Scan the entries below for the word "ἐλιπάνθη", then copy each line that holds it.
(Data to process begins)
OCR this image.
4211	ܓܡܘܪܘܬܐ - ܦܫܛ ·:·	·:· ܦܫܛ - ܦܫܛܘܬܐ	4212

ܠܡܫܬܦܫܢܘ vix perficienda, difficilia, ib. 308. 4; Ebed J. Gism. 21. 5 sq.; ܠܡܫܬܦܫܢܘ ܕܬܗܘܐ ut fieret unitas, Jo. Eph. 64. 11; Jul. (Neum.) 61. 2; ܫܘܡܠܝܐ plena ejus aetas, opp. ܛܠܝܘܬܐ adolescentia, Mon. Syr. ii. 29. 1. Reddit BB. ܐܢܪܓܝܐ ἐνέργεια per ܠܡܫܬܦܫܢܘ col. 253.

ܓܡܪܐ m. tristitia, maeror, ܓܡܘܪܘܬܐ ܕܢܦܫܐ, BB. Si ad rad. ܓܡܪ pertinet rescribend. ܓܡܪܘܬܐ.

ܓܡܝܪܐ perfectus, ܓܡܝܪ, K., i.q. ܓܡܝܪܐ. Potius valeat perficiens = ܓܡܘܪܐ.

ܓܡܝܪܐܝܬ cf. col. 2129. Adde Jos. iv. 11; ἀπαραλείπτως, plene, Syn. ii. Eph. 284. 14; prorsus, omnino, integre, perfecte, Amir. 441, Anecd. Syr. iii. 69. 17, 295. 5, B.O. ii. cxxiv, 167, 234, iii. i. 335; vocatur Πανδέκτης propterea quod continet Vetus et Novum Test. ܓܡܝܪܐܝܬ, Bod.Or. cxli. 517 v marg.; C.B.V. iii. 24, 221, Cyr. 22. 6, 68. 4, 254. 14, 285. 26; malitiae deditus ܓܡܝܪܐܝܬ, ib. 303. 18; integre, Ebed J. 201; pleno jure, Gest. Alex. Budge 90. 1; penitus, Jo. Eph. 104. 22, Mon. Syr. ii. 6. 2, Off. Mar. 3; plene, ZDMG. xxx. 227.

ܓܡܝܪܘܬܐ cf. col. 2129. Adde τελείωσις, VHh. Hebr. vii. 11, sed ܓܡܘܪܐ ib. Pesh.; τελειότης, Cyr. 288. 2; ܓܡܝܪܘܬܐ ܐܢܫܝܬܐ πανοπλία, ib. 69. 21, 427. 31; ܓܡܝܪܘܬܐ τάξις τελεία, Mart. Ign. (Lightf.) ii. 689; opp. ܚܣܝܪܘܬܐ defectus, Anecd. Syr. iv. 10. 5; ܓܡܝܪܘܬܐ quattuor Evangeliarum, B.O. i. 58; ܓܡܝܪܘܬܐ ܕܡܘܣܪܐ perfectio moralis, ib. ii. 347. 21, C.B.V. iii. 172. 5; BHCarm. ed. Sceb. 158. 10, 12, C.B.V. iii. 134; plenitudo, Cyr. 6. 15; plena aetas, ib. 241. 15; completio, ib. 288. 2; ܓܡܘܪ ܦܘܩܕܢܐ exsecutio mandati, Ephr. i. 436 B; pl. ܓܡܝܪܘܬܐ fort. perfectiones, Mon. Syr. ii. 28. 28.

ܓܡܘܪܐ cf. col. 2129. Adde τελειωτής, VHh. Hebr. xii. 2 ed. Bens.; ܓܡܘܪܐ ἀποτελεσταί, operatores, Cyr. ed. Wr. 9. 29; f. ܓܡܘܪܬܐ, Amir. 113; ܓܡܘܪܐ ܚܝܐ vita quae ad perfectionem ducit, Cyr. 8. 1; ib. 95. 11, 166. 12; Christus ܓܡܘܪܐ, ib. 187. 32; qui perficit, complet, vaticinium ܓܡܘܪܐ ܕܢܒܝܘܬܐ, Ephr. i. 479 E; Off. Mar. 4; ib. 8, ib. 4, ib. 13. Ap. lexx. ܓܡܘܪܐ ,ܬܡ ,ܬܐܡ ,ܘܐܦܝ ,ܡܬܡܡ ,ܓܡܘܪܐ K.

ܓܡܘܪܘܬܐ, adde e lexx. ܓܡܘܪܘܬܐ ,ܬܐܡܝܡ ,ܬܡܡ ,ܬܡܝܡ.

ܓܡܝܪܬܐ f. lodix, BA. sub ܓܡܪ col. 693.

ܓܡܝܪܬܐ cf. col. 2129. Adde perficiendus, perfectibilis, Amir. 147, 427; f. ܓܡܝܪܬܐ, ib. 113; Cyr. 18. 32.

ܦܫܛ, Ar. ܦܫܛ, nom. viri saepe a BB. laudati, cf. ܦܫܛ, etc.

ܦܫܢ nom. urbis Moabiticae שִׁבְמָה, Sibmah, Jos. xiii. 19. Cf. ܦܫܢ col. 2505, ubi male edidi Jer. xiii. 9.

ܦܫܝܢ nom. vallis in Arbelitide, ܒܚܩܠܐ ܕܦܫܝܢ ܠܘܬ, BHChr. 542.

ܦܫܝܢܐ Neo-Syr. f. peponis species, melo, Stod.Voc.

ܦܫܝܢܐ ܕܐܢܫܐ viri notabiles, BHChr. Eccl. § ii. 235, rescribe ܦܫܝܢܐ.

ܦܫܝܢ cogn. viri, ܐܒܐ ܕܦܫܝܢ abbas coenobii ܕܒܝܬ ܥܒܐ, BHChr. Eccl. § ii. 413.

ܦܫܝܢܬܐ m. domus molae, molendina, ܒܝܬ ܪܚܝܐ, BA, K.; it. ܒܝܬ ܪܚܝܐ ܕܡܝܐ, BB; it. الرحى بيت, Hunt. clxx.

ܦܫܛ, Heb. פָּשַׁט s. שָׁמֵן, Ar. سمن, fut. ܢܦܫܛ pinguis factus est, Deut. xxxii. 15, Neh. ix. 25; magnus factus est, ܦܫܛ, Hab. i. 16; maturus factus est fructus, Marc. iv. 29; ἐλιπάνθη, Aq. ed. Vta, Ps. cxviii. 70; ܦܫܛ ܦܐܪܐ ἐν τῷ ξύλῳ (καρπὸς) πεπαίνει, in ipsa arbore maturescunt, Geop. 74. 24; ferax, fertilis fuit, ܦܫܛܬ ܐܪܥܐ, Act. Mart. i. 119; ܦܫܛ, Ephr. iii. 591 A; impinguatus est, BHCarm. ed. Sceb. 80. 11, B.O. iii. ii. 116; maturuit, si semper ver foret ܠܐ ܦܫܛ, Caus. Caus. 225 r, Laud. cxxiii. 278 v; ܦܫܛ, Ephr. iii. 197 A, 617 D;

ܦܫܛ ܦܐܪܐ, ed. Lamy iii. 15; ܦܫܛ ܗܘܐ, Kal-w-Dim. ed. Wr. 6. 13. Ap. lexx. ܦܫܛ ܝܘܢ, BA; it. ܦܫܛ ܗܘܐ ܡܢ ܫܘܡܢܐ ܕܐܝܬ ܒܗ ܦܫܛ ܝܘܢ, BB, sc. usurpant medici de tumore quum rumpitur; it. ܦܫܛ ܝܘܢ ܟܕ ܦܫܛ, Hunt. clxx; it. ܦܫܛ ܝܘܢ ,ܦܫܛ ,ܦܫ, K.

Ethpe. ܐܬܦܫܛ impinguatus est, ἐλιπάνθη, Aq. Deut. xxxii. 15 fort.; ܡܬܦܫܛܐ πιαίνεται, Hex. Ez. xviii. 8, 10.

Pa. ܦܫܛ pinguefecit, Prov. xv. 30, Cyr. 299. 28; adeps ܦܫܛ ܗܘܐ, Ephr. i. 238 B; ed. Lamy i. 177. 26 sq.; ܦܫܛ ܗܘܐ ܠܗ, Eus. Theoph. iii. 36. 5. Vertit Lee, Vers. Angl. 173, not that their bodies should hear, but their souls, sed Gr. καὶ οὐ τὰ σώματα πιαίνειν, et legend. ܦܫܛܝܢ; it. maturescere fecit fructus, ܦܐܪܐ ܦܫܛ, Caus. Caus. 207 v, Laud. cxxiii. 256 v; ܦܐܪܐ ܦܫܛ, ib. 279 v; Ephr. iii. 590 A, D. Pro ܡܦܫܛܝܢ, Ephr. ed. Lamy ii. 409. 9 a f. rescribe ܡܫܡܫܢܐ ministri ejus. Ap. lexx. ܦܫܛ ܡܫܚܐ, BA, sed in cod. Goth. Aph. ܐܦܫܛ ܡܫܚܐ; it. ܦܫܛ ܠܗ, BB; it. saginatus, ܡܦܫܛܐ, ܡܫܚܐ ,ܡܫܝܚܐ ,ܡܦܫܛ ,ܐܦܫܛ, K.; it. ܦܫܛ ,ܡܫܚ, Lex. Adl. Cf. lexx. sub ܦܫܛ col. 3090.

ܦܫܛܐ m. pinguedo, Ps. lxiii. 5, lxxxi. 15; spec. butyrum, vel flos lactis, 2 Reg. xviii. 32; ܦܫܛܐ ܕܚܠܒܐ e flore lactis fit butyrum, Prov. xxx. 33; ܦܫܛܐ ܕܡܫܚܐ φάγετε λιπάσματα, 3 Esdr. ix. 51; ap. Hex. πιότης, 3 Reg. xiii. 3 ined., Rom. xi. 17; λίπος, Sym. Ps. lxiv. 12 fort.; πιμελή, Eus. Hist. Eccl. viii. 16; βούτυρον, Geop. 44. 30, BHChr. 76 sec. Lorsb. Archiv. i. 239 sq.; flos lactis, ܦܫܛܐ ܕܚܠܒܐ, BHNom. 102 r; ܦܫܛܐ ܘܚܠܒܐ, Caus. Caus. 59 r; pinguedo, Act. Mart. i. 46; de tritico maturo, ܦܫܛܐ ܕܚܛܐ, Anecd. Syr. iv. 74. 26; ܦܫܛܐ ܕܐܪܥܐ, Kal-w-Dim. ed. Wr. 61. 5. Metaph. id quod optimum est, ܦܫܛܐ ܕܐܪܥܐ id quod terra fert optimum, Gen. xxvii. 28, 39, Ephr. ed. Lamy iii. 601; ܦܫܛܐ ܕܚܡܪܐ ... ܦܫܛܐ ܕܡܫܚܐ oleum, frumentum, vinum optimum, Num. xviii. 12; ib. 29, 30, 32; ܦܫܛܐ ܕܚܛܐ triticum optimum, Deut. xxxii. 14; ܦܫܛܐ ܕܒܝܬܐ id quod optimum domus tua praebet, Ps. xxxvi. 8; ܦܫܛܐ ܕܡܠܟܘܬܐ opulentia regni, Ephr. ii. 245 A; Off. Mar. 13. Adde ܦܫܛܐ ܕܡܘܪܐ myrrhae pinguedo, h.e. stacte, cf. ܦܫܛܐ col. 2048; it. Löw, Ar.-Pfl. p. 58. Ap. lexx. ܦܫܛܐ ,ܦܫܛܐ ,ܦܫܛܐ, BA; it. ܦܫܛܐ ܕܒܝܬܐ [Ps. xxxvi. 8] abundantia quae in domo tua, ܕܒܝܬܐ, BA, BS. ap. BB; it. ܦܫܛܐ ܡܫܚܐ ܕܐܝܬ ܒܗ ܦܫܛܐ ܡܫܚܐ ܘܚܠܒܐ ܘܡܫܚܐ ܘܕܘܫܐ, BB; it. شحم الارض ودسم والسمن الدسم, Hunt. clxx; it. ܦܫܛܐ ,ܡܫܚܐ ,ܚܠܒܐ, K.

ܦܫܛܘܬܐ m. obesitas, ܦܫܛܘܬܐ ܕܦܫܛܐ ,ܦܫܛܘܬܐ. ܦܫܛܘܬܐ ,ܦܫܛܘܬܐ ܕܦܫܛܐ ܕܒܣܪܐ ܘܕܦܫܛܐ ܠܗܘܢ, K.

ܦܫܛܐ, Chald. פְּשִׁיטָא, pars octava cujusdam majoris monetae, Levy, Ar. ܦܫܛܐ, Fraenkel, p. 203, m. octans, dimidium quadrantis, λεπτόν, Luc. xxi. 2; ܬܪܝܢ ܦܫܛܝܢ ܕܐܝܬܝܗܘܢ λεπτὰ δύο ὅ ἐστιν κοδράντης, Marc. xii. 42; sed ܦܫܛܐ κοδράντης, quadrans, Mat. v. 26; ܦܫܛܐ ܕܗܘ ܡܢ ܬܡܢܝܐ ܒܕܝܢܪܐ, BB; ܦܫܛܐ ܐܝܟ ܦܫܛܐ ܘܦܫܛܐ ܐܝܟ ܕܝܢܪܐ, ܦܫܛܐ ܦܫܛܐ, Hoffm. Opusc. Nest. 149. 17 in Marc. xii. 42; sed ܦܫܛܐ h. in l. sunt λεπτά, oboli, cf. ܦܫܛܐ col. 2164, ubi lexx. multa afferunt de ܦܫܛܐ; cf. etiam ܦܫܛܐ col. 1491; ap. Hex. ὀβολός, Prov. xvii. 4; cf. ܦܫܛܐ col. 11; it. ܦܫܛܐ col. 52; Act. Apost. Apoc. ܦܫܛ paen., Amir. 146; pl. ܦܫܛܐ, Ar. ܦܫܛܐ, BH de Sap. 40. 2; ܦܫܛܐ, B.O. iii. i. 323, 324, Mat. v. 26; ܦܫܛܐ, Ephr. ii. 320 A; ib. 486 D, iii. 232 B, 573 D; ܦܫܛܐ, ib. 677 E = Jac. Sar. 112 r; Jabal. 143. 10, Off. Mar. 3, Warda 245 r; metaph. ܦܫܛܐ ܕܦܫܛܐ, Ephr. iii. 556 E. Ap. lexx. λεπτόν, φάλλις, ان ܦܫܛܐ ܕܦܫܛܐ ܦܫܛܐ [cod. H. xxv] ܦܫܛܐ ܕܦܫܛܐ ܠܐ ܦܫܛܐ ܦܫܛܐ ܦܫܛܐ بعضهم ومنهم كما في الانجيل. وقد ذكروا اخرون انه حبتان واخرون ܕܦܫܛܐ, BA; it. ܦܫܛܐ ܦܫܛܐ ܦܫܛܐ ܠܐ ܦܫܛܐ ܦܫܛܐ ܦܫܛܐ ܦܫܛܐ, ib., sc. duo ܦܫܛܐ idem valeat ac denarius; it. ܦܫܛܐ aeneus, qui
(Data to process ends)
[Solution]
ܦܫܛ, Heb. פָּשַׁט s. שָׁמֵן, Ar. سمن, fut. ܢܦܫܛ pinguis factus est, Deut. xxxii. 15, Neh. ix. 25; magnus factus est, ܦܫܛ, Hab. i. 16; maturus factus est fructus, Marc. iv. 29; ἐλιπάνθη, Aq. ed. Vta, Ps. cxviii. 70; ܦܫܛ ܦܐܪܐ ἐν τῷ ξύλῳ (καρπὸς) πεπαίνει, in ipsa arbore maturescunt, Geop. 74. 24; ferax, fertilis fuit, ܦܫܛܬ ܐܪܥܐ, Act. Mart. i. 119; ܦܫܛ, Ephr. iii. 591 A; impinguatus est, BHCarm. ed. Sceb. 80. 11, B.O. iii. ii. 116; maturuit, si semper ver foret ܠܐ ܦܫܛ, Caus. Caus. 225 r, Laud. cxxiii. 278 v; ܦܫܛ, Ephr. iii. 197 A, 617 D;
Ethpe. ܐܬܦܫܛ impinguatus est, ἐλιπάνθη, Aq. Deut. xxxii. 15 fort.; ܡܬܦܫܛܐ πιαίνεται, Hex. Ez. xviii. 8, 10.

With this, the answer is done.